■ Written task: Write every line out verbatim and omit the pictures.
─── Data entries ───
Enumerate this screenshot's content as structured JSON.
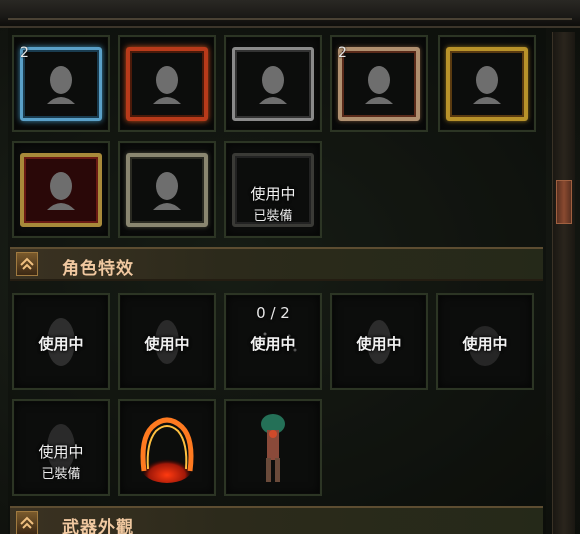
{
  "portrait_frames": {
    "row1": [
      {
        "count": "2",
        "style": "ice"
      },
      {
        "count": "",
        "style": "lava"
      },
      {
        "count": "",
        "style": "plain"
      },
      {
        "count": "2",
        "style": "bone"
      },
      {
        "count": "",
        "style": "gold"
      }
    ],
    "row2": [
      {
        "count": "",
        "style": "ornate-red"
      },
      {
        "count": "",
        "style": "skull"
      },
      {
        "status": "使用中",
        "equipped": "已裝備",
        "style": "dark"
      }
    ]
  },
  "sections": {
    "character_effects": "角色特效",
    "weapon_skins": "武器外觀"
  },
  "character_effects": {
    "row1": [
      {
        "status": "使用中"
      },
      {
        "status": "使用中"
      },
      {
        "status": "使用中",
        "progress": "0 / 2"
      },
      {
        "status": "使用中"
      },
      {
        "status": "使用中"
      }
    ],
    "row2": [
      {
        "status": "使用中",
        "equipped": "已裝備"
      },
      {
        "effect": "fire-ring"
      },
      {
        "effect": "green-aura"
      }
    ]
  },
  "colors": {
    "accent": "#f0c8a0",
    "tile_border": "#2c3524",
    "scroll_thumb": "#8a4a30"
  }
}
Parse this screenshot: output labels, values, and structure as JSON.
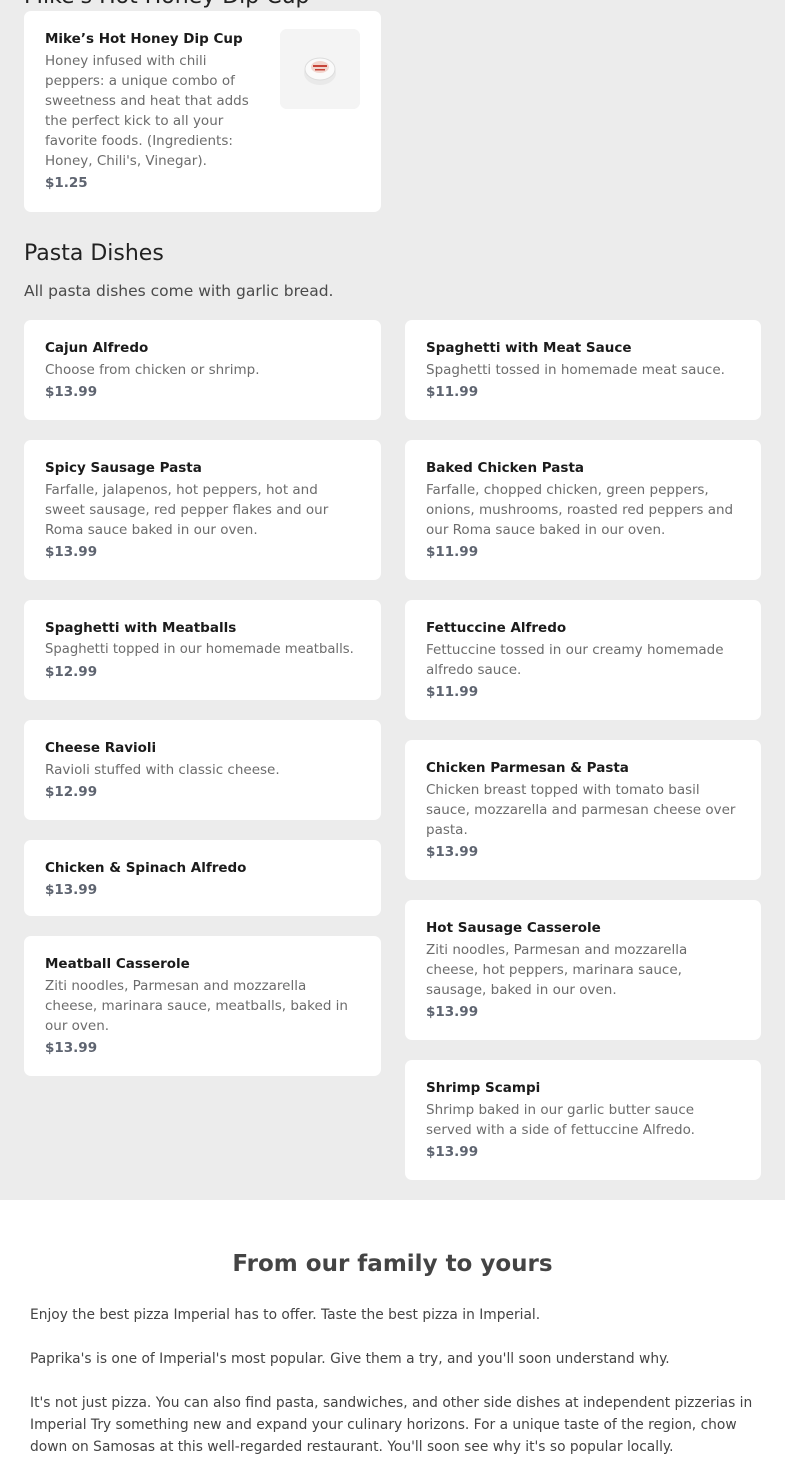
{
  "top_item": {
    "heading_cut": "Mike's Hot Honey Dip Cup",
    "name": "Mike’s Hot Honey Dip Cup",
    "desc": "Honey infused with chili peppers: a unique combo of sweetness and heat that adds the perfect kick to all your favorite foods. (Ingredients: Honey, Chili's, Vinegar).",
    "price": "$1.25"
  },
  "pasta": {
    "title": "Pasta Dishes",
    "subtitle": "All pasta dishes come with garlic bread.",
    "items": [
      {
        "name": "Cajun Alfredo",
        "desc": "Choose from chicken or shrimp.",
        "price": "$13.99"
      },
      {
        "name": "Spaghetti with Meat Sauce",
        "desc": "Spaghetti tossed in homemade meat sauce.",
        "price": "$11.99"
      },
      {
        "name": "Spicy Sausage Pasta",
        "desc": "Farfalle, jalapenos, hot peppers, hot and sweet sausage, red pepper flakes and our Roma sauce baked in our oven.",
        "price": "$13.99"
      },
      {
        "name": "Baked Chicken Pasta",
        "desc": "Farfalle, chopped chicken, green peppers, onions, mushrooms, roasted red peppers and our Roma sauce baked in our oven.",
        "price": "$11.99"
      },
      {
        "name": "Spaghetti with Meatballs",
        "desc": "Spaghetti topped in our homemade meatballs.",
        "price": "$12.99"
      },
      {
        "name": "Fettuccine Alfredo",
        "desc": "Fettuccine tossed in our creamy homemade alfredo sauce.",
        "price": "$11.99"
      },
      {
        "name": "Cheese Ravioli",
        "desc": "Ravioli stuffed with classic cheese.",
        "price": "$12.99"
      },
      {
        "name": "Chicken Parmesan & Pasta",
        "desc": "Chicken breast topped with tomato basil sauce, mozzarella and parmesan cheese over pasta.",
        "price": "$13.99"
      },
      {
        "name": "Chicken & Spinach Alfredo",
        "desc": "",
        "price": "$13.99"
      },
      {
        "name": "Hot Sausage Casserole",
        "desc": "Ziti noodles, Parmesan and mozzarella cheese, hot peppers, marinara sauce, sausage, baked in our oven.",
        "price": "$13.99"
      },
      {
        "name": "Meatball Casserole",
        "desc": "Ziti noodles, Parmesan and mozzarella cheese, marinara sauce, meatballs, baked in our oven.",
        "price": "$13.99"
      },
      {
        "name": "Shrimp Scampi",
        "desc": "Shrimp baked in our garlic butter sauce served with a side of fettuccine Alfredo.",
        "price": "$13.99"
      }
    ]
  },
  "footer": {
    "title": "From our family to yours",
    "p1": "Enjoy the best pizza Imperial has to offer. Taste the best pizza in Imperial.",
    "p2": "Paprika's is one of Imperial's most popular. Give them a try, and you'll soon understand why.",
    "p3": "It's not just pizza. You can also find pasta, sandwiches, and other side dishes at independent pizzerias in Imperial Try something new and expand your culinary horizons. For a unique taste of the region, chow down on Samosas at this well-regarded restaurant. You'll soon see why it's so popular locally."
  }
}
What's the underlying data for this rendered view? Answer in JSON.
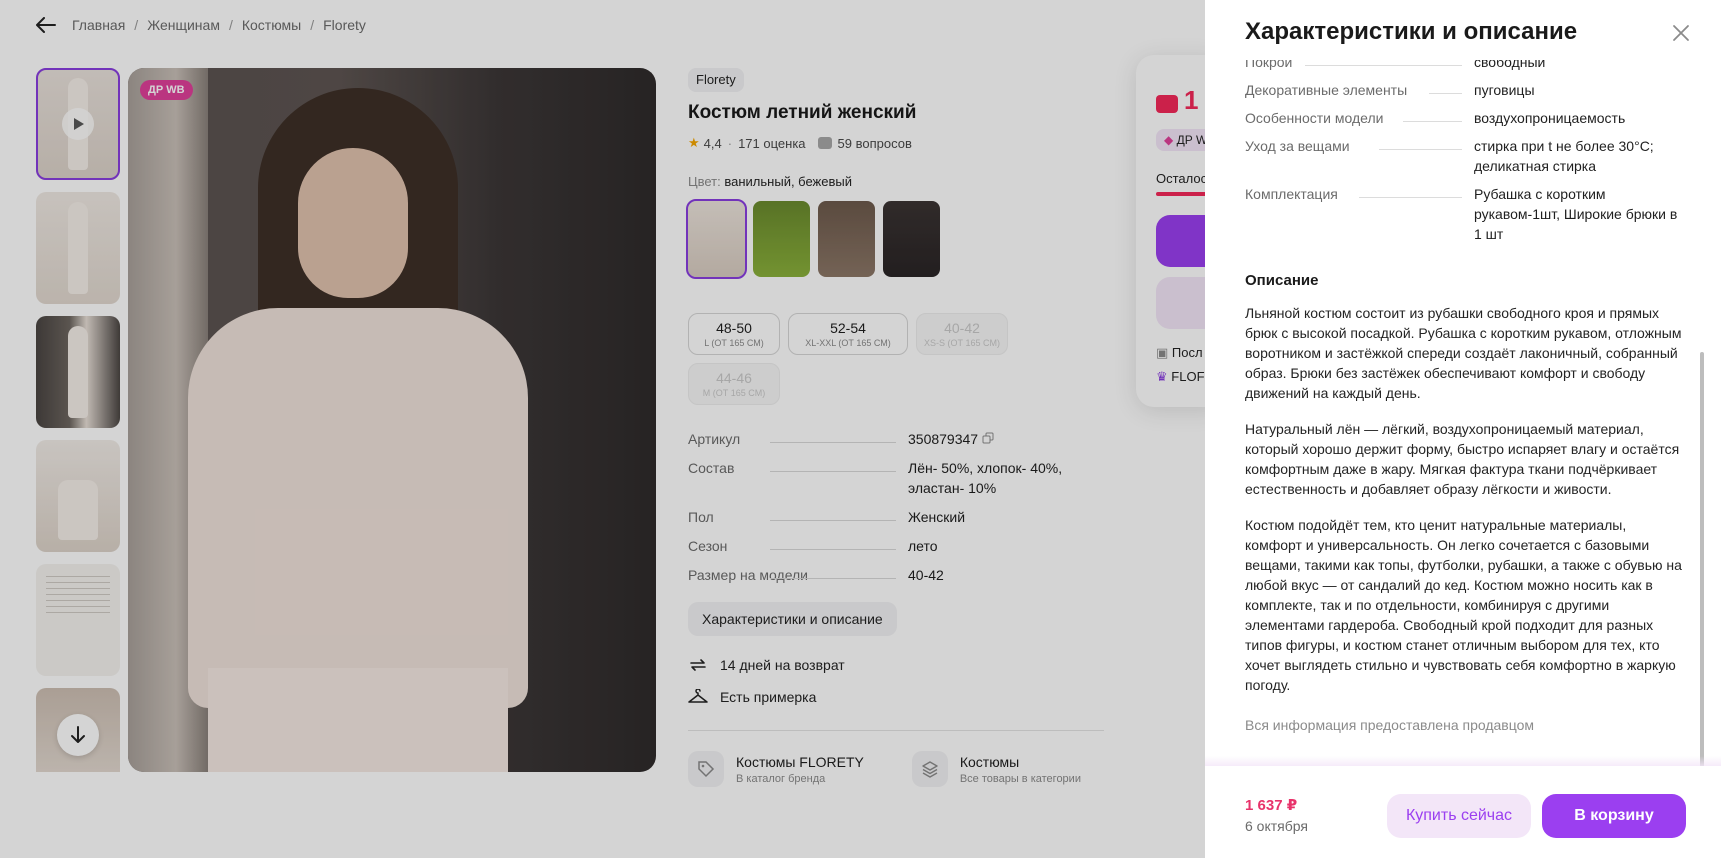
{
  "breadcrumb": {
    "items": [
      "Главная",
      "Женщинам",
      "Костюмы",
      "Florety"
    ],
    "separator": "/"
  },
  "gallery": {
    "badge": "ДР WB"
  },
  "product": {
    "brand": "Florety",
    "title": "Костюм летний женский",
    "rating": "4,4",
    "ratings_count": "171 оценка",
    "questions": "59 вопросов",
    "color_label": "Цвет:",
    "color_value": "ванильный, бежевый",
    "sizes": [
      {
        "num": "48-50",
        "sub": "L (ОТ 165 СМ)"
      },
      {
        "num": "52-54",
        "sub": "XL-XXL (ОТ 165 СМ)"
      },
      {
        "num": "40-42",
        "sub": "XS-S (ОТ 165 СМ)"
      },
      {
        "num": "44-46",
        "sub": "M (ОТ 165 СМ)"
      }
    ],
    "specs": [
      {
        "k": "Артикул",
        "v": "350879347"
      },
      {
        "k": "Состав",
        "v": "Лён- 50%, хлопок- 40%, эластан- 10%"
      },
      {
        "k": "Пол",
        "v": "Женский"
      },
      {
        "k": "Сезон",
        "v": "лето"
      },
      {
        "k": "Размер на модели",
        "v": "40-42"
      }
    ],
    "char_button": "Характеристики и описание",
    "perks": [
      "14 дней на возврат",
      "Есть примерка"
    ],
    "links": [
      {
        "title": "Костюмы FLORETY",
        "sub": "В каталог бренда"
      },
      {
        "title": "Костюмы",
        "sub": "Все товары в категории"
      }
    ]
  },
  "buy_card": {
    "price_partial": "1",
    "dr_partial": "ДР W",
    "left_partial": "Осталос",
    "line1_partial": "Посл",
    "line2_partial": "FLOF",
    "accent": "#F5285A"
  },
  "drawer": {
    "title": "Характеристики и описание",
    "specs": [
      {
        "k": "Покрой",
        "v": "свободный"
      },
      {
        "k": "Декоративные элементы",
        "v": "пуговицы"
      },
      {
        "k": "Особенности модели",
        "v": "воздухопроницаемость"
      },
      {
        "k": "Уход за вещами",
        "v": "стирка при t не более 30°С; деликатная стирка"
      },
      {
        "k": "Комплектация",
        "v": "Рубашка с коротким рукавом-1шт, Широкие брюки в 1 шт"
      }
    ],
    "description_heading": "Описание",
    "paragraphs": [
      "Льняной костюм состоит из рубашки свободного кроя и прямых брюк с высокой посадкой. Рубашка с коротким рукавом, отложным воротником и застёжкой спереди создаёт лаконичный, собранный образ. Брюки без застёжек обеспечивают комфорт и свободу движений на каждый день.",
      "Натуральный лён — лёгкий, воздухопроницаемый материал, который хорошо держит форму, быстро испаряет влагу и остаётся комфортным даже в жару. Мягкая фактура ткани подчёркивает естественность и добавляет образу лёгкости и живости.",
      "Костюм подойдёт тем, кто ценит натуральные материалы, комфорт и универсальность. Он легко сочетается с базовыми вещами, такими как топы, футболки, рубашки, а также с обувью на любой вкус — от сандалий до кед. Костюм можно носить как в комплекте, так и по отдельности, комбинируя с другими элементами гардероба. Свободный крой подходит для разных типов фигуры, и костюм станет отличным выбором для тех, кто хочет выглядеть стильно и чувствовать себя комфортно в жаркую погоду."
    ],
    "seller_note": "Вся информация предоставлена продавцом",
    "price": "1 637 ₽",
    "date": "6 октября",
    "buy_now": "Купить сейчас",
    "to_cart": "В корзину",
    "accent": "#9B3FF0"
  }
}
───
■ Complete answer:
Enumerate this screenshot's content as structured JSON.
{
  "portrait_frames": {
    "row1": [
      {
        "count": "2",
        "style": "ice"
      },
      {
        "count": "",
        "style": "lava"
      },
      {
        "count": "",
        "style": "plain"
      },
      {
        "count": "2",
        "style": "bone"
      },
      {
        "count": "",
        "style": "gold"
      }
    ],
    "row2": [
      {
        "count": "",
        "style": "ornate-red"
      },
      {
        "count": "",
        "style": "skull"
      },
      {
        "status": "使用中",
        "equipped": "已裝備",
        "style": "dark"
      }
    ]
  },
  "sections": {
    "character_effects": "角色特效",
    "weapon_skins": "武器外觀"
  },
  "character_effects": {
    "row1": [
      {
        "status": "使用中"
      },
      {
        "status": "使用中"
      },
      {
        "status": "使用中",
        "progress": "0 / 2"
      },
      {
        "status": "使用中"
      },
      {
        "status": "使用中"
      }
    ],
    "row2": [
      {
        "status": "使用中",
        "equipped": "已裝備"
      },
      {
        "effect": "fire-ring"
      },
      {
        "effect": "green-aura"
      }
    ]
  },
  "colors": {
    "accent": "#f0c8a0",
    "tile_border": "#2c3524",
    "scroll_thumb": "#8a4a30"
  }
}
Parse this screenshot: output labels, values, and structure as JSON.
{
  "top_item": {
    "heading_cut": "Mike's Hot Honey Dip Cup",
    "name": "Mike’s Hot Honey Dip Cup",
    "desc": "Honey infused with chili peppers: a unique combo of sweetness and heat that adds the perfect kick to all your favorite foods. (Ingredients: Honey, Chili's, Vinegar).",
    "price": "$1.25"
  },
  "pasta": {
    "title": "Pasta Dishes",
    "subtitle": "All pasta dishes come with garlic bread.",
    "items": [
      {
        "name": "Cajun Alfredo",
        "desc": "Choose from chicken or shrimp.",
        "price": "$13.99"
      },
      {
        "name": "Spaghetti with Meat Sauce",
        "desc": "Spaghetti tossed in homemade meat sauce.",
        "price": "$11.99"
      },
      {
        "name": "Spicy Sausage Pasta",
        "desc": "Farfalle, jalapenos, hot peppers, hot and sweet sausage, red pepper flakes and our Roma sauce baked in our oven.",
        "price": "$13.99"
      },
      {
        "name": "Baked Chicken Pasta",
        "desc": "Farfalle, chopped chicken, green peppers, onions, mushrooms, roasted red peppers and our Roma sauce baked in our oven.",
        "price": "$11.99"
      },
      {
        "name": "Spaghetti with Meatballs",
        "desc": "Spaghetti topped in our homemade meatballs.",
        "price": "$12.99"
      },
      {
        "name": "Fettuccine Alfredo",
        "desc": "Fettuccine tossed in our creamy homemade alfredo sauce.",
        "price": "$11.99"
      },
      {
        "name": "Cheese Ravioli",
        "desc": "Ravioli stuffed with classic cheese.",
        "price": "$12.99"
      },
      {
        "name": "Chicken Parmesan & Pasta",
        "desc": "Chicken breast topped with tomato basil sauce, mozzarella and parmesan cheese over pasta.",
        "price": "$13.99"
      },
      {
        "name": "Chicken & Spinach Alfredo",
        "desc": "",
        "price": "$13.99"
      },
      {
        "name": "Hot Sausage Casserole",
        "desc": "Ziti noodles, Parmesan and mozzarella cheese, hot peppers, marinara sauce, sausage, baked in our oven.",
        "price": "$13.99"
      },
      {
        "name": "Meatball Casserole",
        "desc": "Ziti noodles, Parmesan and mozzarella cheese, marinara sauce, meatballs, baked in our oven.",
        "price": "$13.99"
      },
      {
        "name": "Shrimp Scampi",
        "desc": "Shrimp baked in our garlic butter sauce served with a side of fettuccine Alfredo.",
        "price": "$13.99"
      }
    ]
  },
  "footer": {
    "title": "From our family to yours",
    "p1": "Enjoy the best pizza Imperial has to offer. Taste the best pizza in Imperial.",
    "p2": "Paprika's is one of Imperial's most popular. Give them a try, and you'll soon understand why.",
    "p3": "It's not just pizza. You can also find pasta, sandwiches, and other side dishes at independent pizzerias in Imperial Try something new and expand your culinary horizons. For a unique taste of the region, chow down on Samosas at this well-regarded restaurant. You'll soon see why it's so popular locally."
  }
}
What's the underlying data for this rendered view? Answer in JSON.
{
  "breadcrumb": {
    "items": [
      "Главная",
      "Женщинам",
      "Костюмы",
      "Florety"
    ],
    "separator": "/"
  },
  "gallery": {
    "badge": "ДР WB"
  },
  "product": {
    "brand": "Florety",
    "title": "Костюм летний женский",
    "rating": "4,4",
    "ratings_count": "171 оценка",
    "questions": "59 вопросов",
    "color_label": "Цвет:",
    "color_value": "ванильный, бежевый",
    "sizes": [
      {
        "num": "48-50",
        "sub": "L (ОТ 165 СМ)"
      },
      {
        "num": "52-54",
        "sub": "XL-XXL (ОТ 165 СМ)"
      },
      {
        "num": "40-42",
        "sub": "XS-S (ОТ 165 СМ)"
      },
      {
        "num": "44-46",
        "sub": "M (ОТ 165 СМ)"
      }
    ],
    "specs": [
      {
        "k": "Артикул",
        "v": "350879347"
      },
      {
        "k": "Состав",
        "v": "Лён- 50%, хлопок- 40%, эластан- 10%"
      },
      {
        "k": "Пол",
        "v": "Женский"
      },
      {
        "k": "Сезон",
        "v": "лето"
      },
      {
        "k": "Размер на модели",
        "v": "40-42"
      }
    ],
    "char_button": "Характеристики и описание",
    "perks": [
      "14 дней на возврат",
      "Есть примерка"
    ],
    "links": [
      {
        "title": "Костюмы FLORETY",
        "sub": "В каталог бренда"
      },
      {
        "title": "Костюмы",
        "sub": "Все товары в категории"
      }
    ]
  },
  "buy_card": {
    "price_partial": "1",
    "dr_partial": "ДР W",
    "left_partial": "Осталос",
    "line1_partial": "Посл",
    "line2_partial": "FLOF",
    "accent": "#F5285A"
  },
  "drawer": {
    "title": "Характеристики и описание",
    "specs": [
      {
        "k": "Покрой",
        "v": "свободный"
      },
      {
        "k": "Декоративные элементы",
        "v": "пуговицы"
      },
      {
        "k": "Особенности модели",
        "v": "воздухопроницаемость"
      },
      {
        "k": "Уход за вещами",
        "v": "стирка при t не более 30°С; деликатная стирка"
      },
      {
        "k": "Комплектация",
        "v": "Рубашка с коротким рукавом-1шт, Широкие брюки в 1 шт"
      }
    ],
    "description_heading": "Описание",
    "paragraphs": [
      "Льняной костюм состоит из рубашки свободного кроя и прямых брюк с высокой посадкой. Рубашка с коротким рукавом, отложным воротником и застёжкой спереди создаёт лаконичный, собранный образ. Брюки без застёжек обеспечивают комфорт и свободу движений на каждый день.",
      "Натуральный лён — лёгкий, воздухопроницаемый материал, который хорошо держит форму, быстро испаряет влагу и остаётся комфортным даже в жару. Мягкая фактура ткани подчёркивает естественность и добавляет образу лёгкости и живости.",
      "Костюм подойдёт тем, кто ценит натуральные материалы, комфорт и универсальность. Он легко сочетается с базовыми вещами, такими как топы, футболки, рубашки, а также с обувью на любой вкус — от сандалий до кед. Костюм можно носить как в комплекте, так и по отдельности, комбинируя с другими элементами гардероба. Свободный крой подходит для разных типов фигуры, и костюм станет отличным выбором для тех, кто хочет выглядеть стильно и чувствовать себя комфортно в жаркую погоду."
    ],
    "seller_note": "Вся информация предоставлена продавцом",
    "price": "1 637 ₽",
    "date": "6 октября",
    "buy_now": "Купить сейчас",
    "to_cart": "В корзину",
    "accent": "#9B3FF0"
  }
}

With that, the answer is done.